- _抜粋本文_
- - - -

「日本映画の感想文」のトップページへ

「サイトマップ」へ


鰯雲


■公開:1958年

■制作:東宝

■制作:藤本真澄

■監督:成瀬巳喜男

■原作:和田伝

■脚本:橋本忍

■撮影:玉井正夫

■音楽:斎藤一郎

■美術:中古智

■照明:石井長四郎

■録音:藤好昌生

■編集:

■主演:淡島千景

■寸評:


ものすごい田舎の話だと思っていたら、神奈川県の厚木市が舞台でした。このように、時間の障壁というのがどんどん厚くなっているため、少し前のことを理解するにはその世界観を理解しないと、ドン引きです。

昔、田舎のほうでは兄ちゃんが近所の婦女子と一発ヤって出来た子供をわりとフランクに認知してたりするというおおらかな時代があったため、本作品に登場する、近所の娘ッ子と一発ヤッて妊娠させたくらいで大騒動になったりはしないのです。

美人の後家さん・淡島千景は農家に嫁いで、男の子・山内賢という跡取りを授かった後、旦那が亡くなった後も姑・飯田蝶子によく仕えて、女で一つで農作業から家事と育児までこなしていました。

姑の実の娘は東京でサラリーマンに嫁いでいて共稼ぎで収入も安定しているらしく実家へ仕送りもあり、子供が生まれたので育児ヘルパーとしてお母さんにお願いするらしいです。

農家の嫁と耕運機一台と、等価交換くらいの概念が普通なので労働力としての価値が低い嫁は早々にチェンジさせられてしまうのですが、淡島千景は文句ブーブー言いながらも日々、こき使われているのでした。

淡島千景は元大地主だった家の出で、実家は本家と呼ばれており当主・中村鴈治郎は実兄です。本家と言えばセレブですが、嫁に対する価値観は一般家庭と同様なので、中村鴈治郎の嫁は3人目。特に最初の嫁は長男・小林桂樹をもうけながらも身体が弱かったので、先代当主の一存で離縁させられてました。現妻・清川虹子は馬力はありましたがデリカシーはありませんでした。3人もお母さんが代わっているため、本家は長男、次男・太刀川洋一(寛)、三男・大塚国夫、その下に長女、次女、四男までいますがそれぞれ微妙にお母さんが違っています。

長男の小林桂樹の嫁探しを依頼された淡島千景は、農家の嫁さんの実態を取材に来た新聞記者・木村功の紹介で、さらに山奥に住んでいる美人の娘に会いに行きます。娘・司葉子の母親はなんと中村鴈治郎の最初の妻・杉村春子でした。

え?それって近親相姦とかにはならないの?ご安心ください、杉村春子はその家では後妻さん、司葉子の義理のお母さんなので直接の血の繋がりはありません。

東宝映画では小林桂樹と司葉子はほぼ必ず結婚するので、本作品でも二人はすぐに結婚することになりますが、本家のプライドに固執する中村鴈治郎としてはド派手な結婚式を挙げたいところ。それには資金が足りませんので、三男の大塚国夫を分家・織田政雄賀原夏子の娘・水野久美の婿養子にして、分家の田んぼを本家の思いのままにしようと計画します。跡取りのいない分家も大賛成でした。

- - - -

- _データ_

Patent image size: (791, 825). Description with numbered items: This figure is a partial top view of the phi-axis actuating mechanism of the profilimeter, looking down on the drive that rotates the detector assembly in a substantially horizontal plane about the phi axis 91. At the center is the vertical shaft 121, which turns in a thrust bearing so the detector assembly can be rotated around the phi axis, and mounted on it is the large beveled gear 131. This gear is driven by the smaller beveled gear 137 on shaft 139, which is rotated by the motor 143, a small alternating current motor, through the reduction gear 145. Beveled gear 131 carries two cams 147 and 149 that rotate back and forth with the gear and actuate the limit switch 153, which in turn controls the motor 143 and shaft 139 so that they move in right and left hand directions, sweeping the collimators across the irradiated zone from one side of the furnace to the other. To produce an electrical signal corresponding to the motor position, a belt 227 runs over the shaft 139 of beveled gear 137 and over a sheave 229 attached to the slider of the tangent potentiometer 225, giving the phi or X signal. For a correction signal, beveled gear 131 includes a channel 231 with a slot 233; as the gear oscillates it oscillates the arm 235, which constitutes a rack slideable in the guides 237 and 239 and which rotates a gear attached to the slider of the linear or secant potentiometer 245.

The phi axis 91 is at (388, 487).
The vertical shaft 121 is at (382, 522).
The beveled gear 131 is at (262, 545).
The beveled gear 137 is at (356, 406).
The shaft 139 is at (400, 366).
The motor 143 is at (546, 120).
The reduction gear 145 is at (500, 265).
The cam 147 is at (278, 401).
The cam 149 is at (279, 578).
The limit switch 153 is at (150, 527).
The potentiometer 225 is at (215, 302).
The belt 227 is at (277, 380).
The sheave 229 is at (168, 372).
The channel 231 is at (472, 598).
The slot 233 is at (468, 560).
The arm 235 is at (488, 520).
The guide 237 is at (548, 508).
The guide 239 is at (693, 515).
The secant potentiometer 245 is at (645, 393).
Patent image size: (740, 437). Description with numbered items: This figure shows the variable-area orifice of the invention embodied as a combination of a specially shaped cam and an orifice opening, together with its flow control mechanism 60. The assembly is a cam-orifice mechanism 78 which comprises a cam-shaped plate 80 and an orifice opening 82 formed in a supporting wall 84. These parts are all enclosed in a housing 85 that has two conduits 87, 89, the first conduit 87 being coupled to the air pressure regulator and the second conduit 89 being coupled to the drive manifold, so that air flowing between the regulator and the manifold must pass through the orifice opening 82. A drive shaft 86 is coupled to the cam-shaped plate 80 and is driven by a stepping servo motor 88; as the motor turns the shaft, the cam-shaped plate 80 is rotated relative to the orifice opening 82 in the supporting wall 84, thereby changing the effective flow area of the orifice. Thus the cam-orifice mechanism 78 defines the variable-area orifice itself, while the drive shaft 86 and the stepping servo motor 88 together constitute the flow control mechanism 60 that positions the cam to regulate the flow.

- - - -

- _課題_
映画『鰯雲』の感想文を、最後の文に続けて書き進めよ。

- _解答_
しかし、本家の野望はこともあろうに三男の太刀川洋一の下半身によって粉砕されます。

農家の嫁に学問は要らないという中村鴈治郎の哲学により、大学進学を断念させられた水野久美は、町で一人暮らしをしていた太刀川洋一に急接近します。さすがアタマの良い娘です。農家脱出作戦に太刀川洋一を無辜の協力者にすべく彼の子供を身ごもってデキちゃった結婚へ持ち込むのでした。

小林桂樹は早く司葉子と結婚したかったので、街で和風レストランを経営している新珠三千代に下宿を世話してもらい、実家を出て同棲を始めてしまいます。新珠三千代は淡島千景の女学校時代の同級生なのでした。

淡島千景は木村功と不倫関係、長男と次男には実家を出られてしまい、おまけに今度は三男の大塚国夫までが東京で専門学校に通って自動車修理工になりたいと言い出します。とりあえず長男は農業を継いでいるのでなんとか本家に戻りそうですが、まだ幼い弟妹もいるので新居の準備も必要です。

厚木から東京までは根性出せば通学可能だと思うのですが、大塚国夫は下宿したいと主張します。つまり彼は自動車修理工になるとういのは言い訳に過ぎず東京へ出てみたいというのが本音です。三男坊ではもらえる田んぼも無いでしょうから、農家に残ったらどこぞへ養子に出されるのがオチ、若者は東京を目指します。

農家が田んぼを手放す苦悩を農地解放で味わった中村鴈治郎は苦汁の決断を迫られます。他に資産価値のある物は何もないので現金を得たければ田んぼを売るしかありません。

男の新居のために家族でヨイトマケをする中に、東京へ行けることになった大塚国夫の屈託のない笑顔もありました。中村鴈治郎は田んぼを売ることを決意したのでした。

木村功は東京へ転勤することになります。厚木なんて近いんだから通勤すればいいのに!と淡島千景は思いますが、どうやら都落ちから本社へ栄転することのほうが木村功は嬉しそうですし、家庭は温存したいので、淡島千景と手を切るにはちょうどいいチャンスと内心思っているのが見え見え。東京へ単身赴任かと思ったらちゃっかり奥さん連れてとっとと引越しちゃいます。

これだから男ってのは・・・淡島千景は今日も一人、耕運機を押して農作業に励むのでありました。

役場の助役・加東大介の仲介で田んぼを一部、手放す決意をしたとき、中村鴈治郎は涙を流さず全身で泣きます。時代に取り残されていく価値観に対する寂寥感、鰯雲は秋の雲。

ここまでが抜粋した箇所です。